== Directive ==
Work out how many lines have "check" in them. Give only that number.

____________

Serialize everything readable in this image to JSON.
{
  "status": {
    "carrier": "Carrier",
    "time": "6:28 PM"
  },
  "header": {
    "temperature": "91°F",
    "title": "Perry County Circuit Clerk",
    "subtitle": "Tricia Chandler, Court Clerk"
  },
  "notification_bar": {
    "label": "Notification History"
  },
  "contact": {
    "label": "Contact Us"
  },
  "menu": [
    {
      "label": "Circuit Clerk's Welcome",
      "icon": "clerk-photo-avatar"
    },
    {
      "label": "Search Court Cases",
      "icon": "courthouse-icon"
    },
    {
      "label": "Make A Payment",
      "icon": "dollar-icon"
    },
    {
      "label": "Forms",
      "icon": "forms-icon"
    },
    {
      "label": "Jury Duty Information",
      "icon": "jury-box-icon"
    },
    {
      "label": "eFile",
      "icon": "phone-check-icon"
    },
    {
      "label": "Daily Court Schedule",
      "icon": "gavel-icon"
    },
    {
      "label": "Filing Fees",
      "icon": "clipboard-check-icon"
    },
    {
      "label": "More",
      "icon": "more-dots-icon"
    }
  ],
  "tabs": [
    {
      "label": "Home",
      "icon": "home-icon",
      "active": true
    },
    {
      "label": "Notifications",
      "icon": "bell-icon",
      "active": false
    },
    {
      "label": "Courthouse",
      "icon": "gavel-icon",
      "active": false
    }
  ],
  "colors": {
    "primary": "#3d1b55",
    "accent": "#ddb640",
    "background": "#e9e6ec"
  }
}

____________

== Task result ==
2